What you need to do = Find every line of the listing below where "这是为什么" appears, and copy it.

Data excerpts
----------
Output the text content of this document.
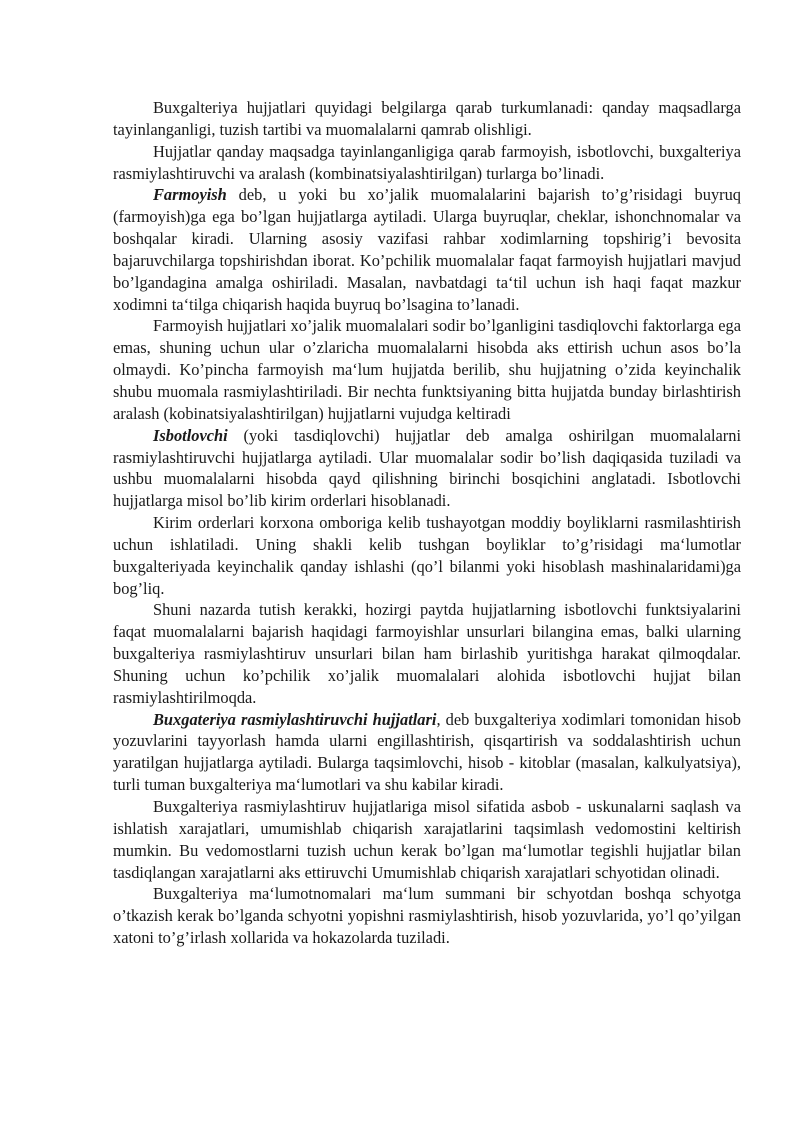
Buxgalteriya hujjatlari quyidagi belgilarga qarab turkumlanadi: qanday maqsadlarga tayinlanganligi, tuzish tartibi va muomalalarni qamrab olishligi.

Hujjatlar qanday maqsadga tayinlanganligiga qarab farmoyish, isbotlovchi, buxgalteriya rasmiylashtiruvchi va aralash (kombinatsiyalashtirilgan) turlarga bo’linadi.

Farmoyish deb, u yoki bu xo’jalik muomalalarini bajarish to’g’risidagi buyruq (farmoyish)ga ega bo’lgan hujjatlarga aytiladi. Ularga buyruqlar, cheklar, ishonchnomalar va boshqalar kiradi. Ularning asosiy vazifasi rahbar xodimlarning topshirig’i bevosita bajaruvchilarga topshirishdan iborat. Ko’pchilik muomalalar faqat farmoyish hujjatlari mavjud bo’lgandagina amalga oshiriladi. Masalan, navbatdagi ta‘til uchun ish haqi faqat mazkur xodimni ta‘tilga chiqarish haqida buyruq bo’lsagina to’lanadi.

Farmoyish hujjatlari xo’jalik muomalalari sodir bo’lganligini tasdiqlovchi faktorlarga ega emas, shuning uchun ular o’zlaricha muomalalarni hisobda aks ettirish uchun asos bo’la olmaydi. Ko’pincha farmoyish ma‘lum hujjatda berilib, shu hujjatning o’zida keyinchalik shubu muomala rasmiylashtiriladi. Bir nechta funktsiyaning bitta hujjatda bunday birlashtirish aralash (kobinatsiyalashtirilgan) hujjatlarni vujudga keltiradi

Isbotlovchi (yoki tasdiqlovchi) hujjatlar deb amalga oshirilgan muomalalarni rasmiylashtiruvchi hujjatlarga aytiladi. Ular muomalalar sodir bo’lish daqiqasida tuziladi va ushbu muomalalarni hisobda qayd qilishning birinchi bosqichini anglatadi. Isbotlovchi hujjatlarga misol bo’lib kirim orderlari hisoblanadi.

Kirim orderlari korxona omboriga kelib tushayotgan moddiy boyliklarni rasmilashtirish uchun ishlatiladi. Uning shakli kelib tushgan boyliklar to’g’risidagi ma‘lumotlar buxgalteriyada keyinchalik qanday ishlashi (qo’l bilanmi yoki hisoblash mashinalaridami)ga bog’liq.

Shuni nazarda tutish kerakki, hozirgi paytda hujjatlarning isbotlovchi funktsiyalarini faqat muomalalarni bajarish haqidagi farmoyishlar unsurlari bilangina emas, balki ularning buxgalteriya rasmiylashtiruv unsurlari bilan ham birlashib yuritishga harakat qilmoqdalar. Shuning uchun ko’pchilik xo’jalik muomalalari alohida isbotlovchi hujjat bilan rasmiylashtirilmoqda.

Buxgateriya rasmiylashtiruvchi hujjatlari, deb buxgalteriya xodimlari tomonidan hisob yozuvlarini tayyorlash hamda ularni engillashtirish, qisqartirish va soddalashtirish uchun yaratilgan hujjatlarga aytiladi. Bularga taqsimlovchi, hisob - kitoblar (masalan, kalkulyatsiya), turli tuman buxgalteriya ma‘lumotlari va shu kabilar kiradi.

Buxgalteriya rasmiylashtiruv hujjatlariga misol sifatida asbob - uskunalarni saqlash va ishlatish xarajatlari, umumishlab chiqarish xarajatlarini taqsimlash vedomostini keltirish mumkin. Bu vedomostlarni tuzish uchun kerak bo’lgan ma‘lumotlar tegishli hujjatlar bilan tasdiqlangan xarajatlarni aks ettiruvchi Umumishlab chiqarish xarajatlari schyotidan olinadi.

Buxgalteriya ma‘lumotnomalari ma‘lum summani bir schyotdan boshqa schyotga o’tkazish kerak bo’lganda schyotni yopishni rasmiylashtirish, hisob yozuvlarida, yo’l qo’yilgan xatoni to’g’irlash xollarida va hokazolarda tuziladi.
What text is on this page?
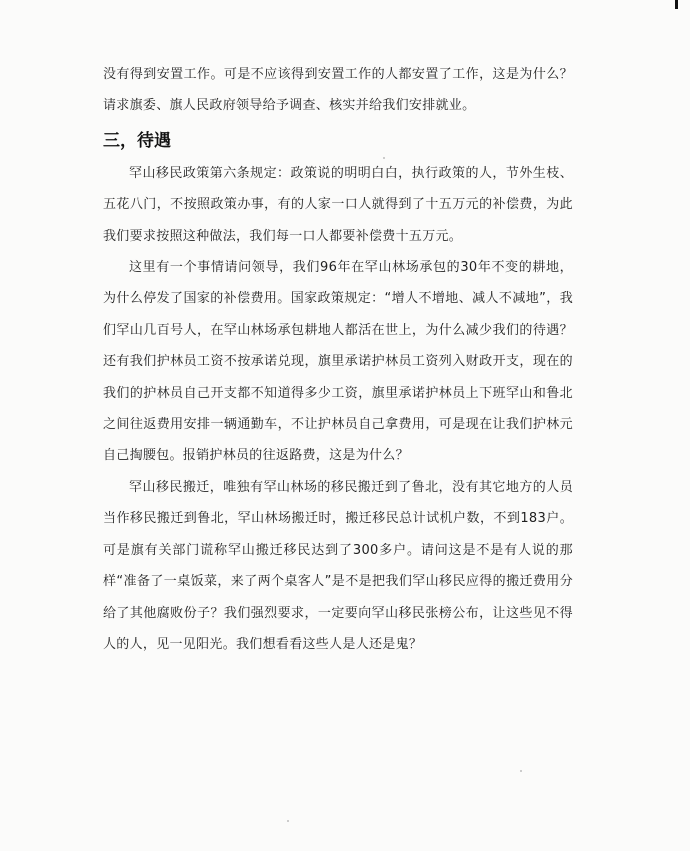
没有得到安置工作。可是不应该得到安置工作的人都安置了工作，这是为什么？请求旗委、旗人民政府领导给予调查、核实并给我们安排就业。

三，待遇

罕山移民政策第六条规定：政策说的明明白白，执行政策的人，节外生枝、五花八门，不按照政策办事，有的人家一口人就得到了十五万元的补偿费，为此我们要求按照这种做法，我们每一口人都要补偿费十五万元。

这里有一个事情请问领导，我们96年在罕山林场承包的30年不变的耕地，为什么停发了国家的补偿费用。国家政策规定：“增人不增地、减人不减地”，我们罕山几百号人，在罕山林场承包耕地人都活在世上，为什么减少我们的待遇？还有我们护林员工资不按承诺兑现，旗里承诺护林员工资列入财政开支，现在的我们的护林员自己开支都不知道得多少工资，旗里承诺护林员上下班罕山和鲁北之间往返费用安排一辆通勤车，不让护林员自己拿费用，可是现在让我们护林元自己掏腰包。报销护林员的往返路费，这是为什么？

罕山移民搬迁，唯独有罕山林场的移民搬迁到了鲁北，没有其它地方的人员当作移民搬迁到鲁北，罕山林场搬迁时，搬迁移民总计试机户数，不到183户。可是旗有关部门谎称罕山搬迁移民达到了300多户。请问这是不是有人说的那样“准备了一桌饭菜，来了两个桌客人”是不是把我们罕山移民应得的搬迁费用分给了其他腐败份子？我们强烈要求，一定要向罕山移民张榜公布，让这些见不得人的人，见一见阳光。我们想看看这些人是人还是鬼？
----------
Result =
没有得到安置工作。可是不应该得到安置工作的人都安置了工作，这是为什么？请求旗委、旗人民政府领导给予调查、核实并给我们安排就业。
这里有一个事情请问领导，我们96年在罕山林场承包的30年不变的耕地，为什么停发了国家的补偿费用。国家政策规定：“增人不增地、减人不减地”，我们罕山几百号人，在罕山林场承包耕地人都活在世上，为什么减少我们的待遇？还有我们护林员工资不按承诺兑现，旗里承诺护林员工资列入财政开支，现在的我们的护林员自己开支都不知道得多少工资，旗里承诺护林员上下班罕山和鲁北之间往返费用安排一辆通勤车，不让护林员自己拿费用，可是现在让我们护林元自己掏腰包。报销护林员的往返路费，这是为什么？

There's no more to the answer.